Direction A> Print the portion of the DataSUS coordinates text that begins at the words "Enriching the data" and stops after the words "just Python https://github.com/millengustavo/cep_to_coords.".

Text passage>

Enriching the data from DataSUS with latitude and longitude (cep_to_coords)
The data we downloaded from DataSUS is not complete. Geographic coordinates of various health facilities are missing. While latitude and longitude are not present in all cases, we do have the Brazilian zip code (CEP) for some.
A quick search on Google for converting from CEP to latitude and longitude has shown that we had some scripts that mixed R and Python to achieve this task.
Investigating the scripts further, it became clear that it was simple and valuable to implement this in Python. So, I removed the dependency of R to achieve the same result with just Python https://github.com/millengustavo/cep_to_coords.
Install geocode from source
git clone https://github.com/millengustavo/cep_to_coords.git
cd cep_to_coords
git checkout master
pip install -e .

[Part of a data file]
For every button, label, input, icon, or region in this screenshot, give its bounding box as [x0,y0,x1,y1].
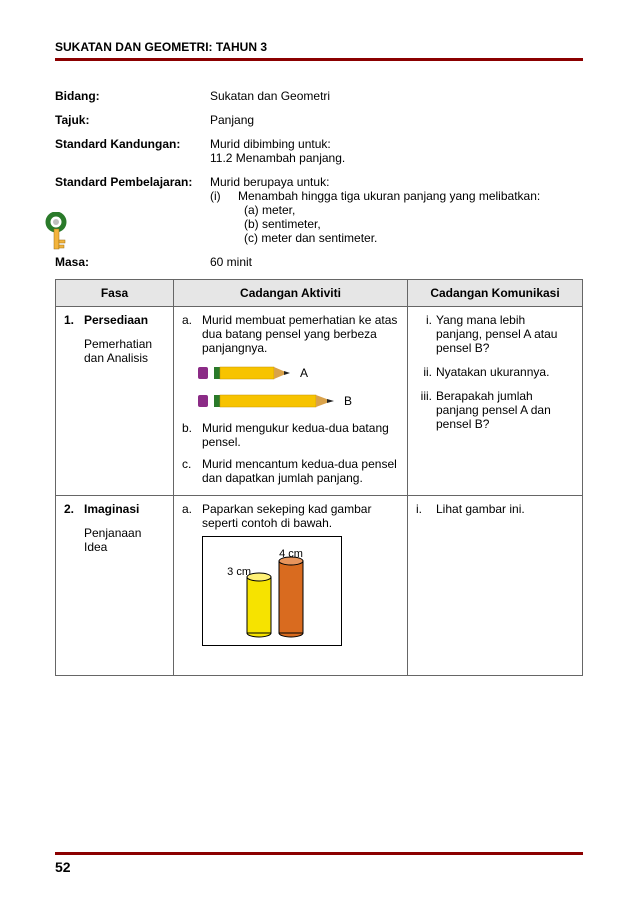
r2-kom-i-mk: i. [416,502,436,516]
lesson-table: Fasa Cadangan Aktiviti Cadangan Komunika… [55,279,583,676]
page-header: SUKATAN DAN GEOMETRI: TAHUN 3 [55,40,583,61]
tajuk-value: Panjang [210,113,583,127]
r1-kom-ii-mk: ii. [416,365,436,379]
page-footer: 52 [55,852,583,875]
table-row: 2. Imaginasi Penjanaan Idea a. Paparkan … [56,496,583,676]
r1-kom-ii: Nyatakan ukurannya. [436,365,574,379]
meta-block: Bidang: Sukatan dan Geometri Tajuk: Panj… [55,89,583,269]
r1-akt-b: Murid mengukur kedua-dua batang pensel. [202,421,399,449]
sp-c: (c) meter dan sentimeter. [244,231,377,245]
r1-akt-a-mk: a. [182,313,202,355]
key-icon [42,212,76,256]
r2-kom-i: Lihat gambar ini. [436,502,574,516]
page-number: 52 [55,859,71,875]
r1-akt-a: Murid membuat pemerhatian ke atas dua ba… [202,313,399,355]
fasa2-title: Imaginasi [84,502,165,516]
th-fasa: Fasa [56,280,174,307]
r2-akt-a: Paparkan sekeping kad gambar seperti con… [202,502,399,530]
pencil-b-label: B [344,394,352,408]
pencil-a-icon [198,363,294,383]
sp-label: Standard Pembelajaran: [55,175,210,189]
sp-value: Murid berupaya untuk: (i) Menambah hingg… [210,175,583,245]
sk-item: 11.2 Menambah panjang. [210,151,583,165]
tajuk-label: Tajuk: [55,113,210,127]
sp-intro: Murid berupaya untuk: [210,175,583,189]
r1-akt-b-mk: b. [182,421,202,449]
sp-i-text: Menambah hingga tiga ukuran panjang yang… [238,189,540,203]
r1-akt-c-mk: c. [182,457,202,485]
pencil-b-icon [198,391,338,411]
masa-value: 60 minit [210,255,583,269]
fasa1-title: Persediaan [84,313,165,327]
sp-a: (a) meter, [244,203,295,217]
pencil-a-label: A [300,366,308,380]
bidang-value: Sukatan dan Geometri [210,89,583,103]
card-box: 3 cm 4 cm [202,536,342,646]
sp-i-marker: (i) [210,189,238,203]
sk-value: Murid dibimbing untuk: 11.2 Menambah pan… [210,137,583,165]
th-aktiviti: Cadangan Aktiviti [174,280,408,307]
sk-label: Standard Kandungan: [55,137,210,151]
pencil-a-row: A [198,363,399,383]
r1-kom-i: Yang mana lebih panjang, pensel A atau p… [436,313,574,355]
r1-kom-i-mk: i. [416,313,436,355]
fasa1-sub: Pemerhatian dan Analisis [84,337,165,365]
r1-kom-iii-mk: iii. [416,389,436,431]
table-row: 1. Persediaan Pemerhatian dan Analisis a… [56,307,583,496]
r1-kom-iii: Berapakah jumlah panjang pensel A dan pe… [436,389,574,431]
sk-intro: Murid dibimbing untuk: [210,137,583,151]
th-komunikasi: Cadangan Komunikasi [408,280,583,307]
fasa1-num: 1. [64,313,84,365]
fasa2-sub: Penjanaan Idea [84,526,165,554]
r2-akt-a-mk: a. [182,502,202,530]
fasa2-num: 2. [64,502,84,554]
masa-label: Masa: [55,255,210,269]
bidang-label: Bidang: [55,89,210,103]
sp-b: (b) sentimeter, [244,217,321,231]
r1-akt-c: Murid mencantum kedua-dua pensel dan dap… [202,457,399,485]
pencil-b-row: B [198,391,399,411]
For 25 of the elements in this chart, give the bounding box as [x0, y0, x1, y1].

Direction B> Output, unchanged, the lines of the records that begin at the line containing "r2-kom-i-mk: i. [416,502,436,516]" and stop after the line containing "r2-akt-a: Paparkan sekeping".

Expected output A>
Enriching the data from DataSUS with latitude and longitude (cep_to_coords)
The data we downloaded from DataSUS is not complete. Geographic coordinates of various health facilities are missing. While latitude and longitude are not present in all cases, we do have the Brazilian zip code (CEP) for some.
A quick search on Google for converting from CEP to latitude and longitude has shown that we had some scripts that mixed R and Python to achieve this task.
Investigating the scripts further, it became clear that it was simple and valuable to implement this in Python. So, I removed the dependency of R to achieve the same result with just Python https://github.com/millengustavo/cep_to_coords.

Expected output B>
r2-kom-i-mk: i. [416,502,436,516]
lesson-table: Fasa Cadangan Aktiviti Cadangan Komunika… [55,279,583,676]
page-header: SUKATAN DAN GEOMETRI: TAHUN 3 [55,40,583,61]
tajuk-value: Panjang [210,113,583,127]
r1-kom-ii-mk: ii. [416,365,436,379]
page-footer: 52 [55,852,583,875]
table-row: 2. Imaginasi Penjanaan Idea a. Paparkan … [56,496,583,676]
r1-kom-ii: Nyatakan ukurannya. [436,365,574,379]
meta-block: Bidang: Sukatan dan Geometri Tajuk: Panj… [55,89,583,269]
r1-akt-b: Murid mengukur kedua-dua batang pensel. [202,421,399,449]
sp-c: (c) meter dan sentimeter. [244,231,377,245]
r1-akt-a-mk: a. [182,313,202,355]
key-icon [42,212,76,256]
r2-kom-i: Lihat gambar ini. [436,502,574,516]
page-number: 52 [55,859,71,875]
r1-akt-a: Murid membuat pemerhatian ke atas dua ba… [202,313,399,355]
fasa2-title: Imaginasi [84,502,165,516]
th-fasa: Fasa [56,280,174,307]
r2-akt-a: Paparkan sekeping kad gambar seperti con… [202,502,399,530]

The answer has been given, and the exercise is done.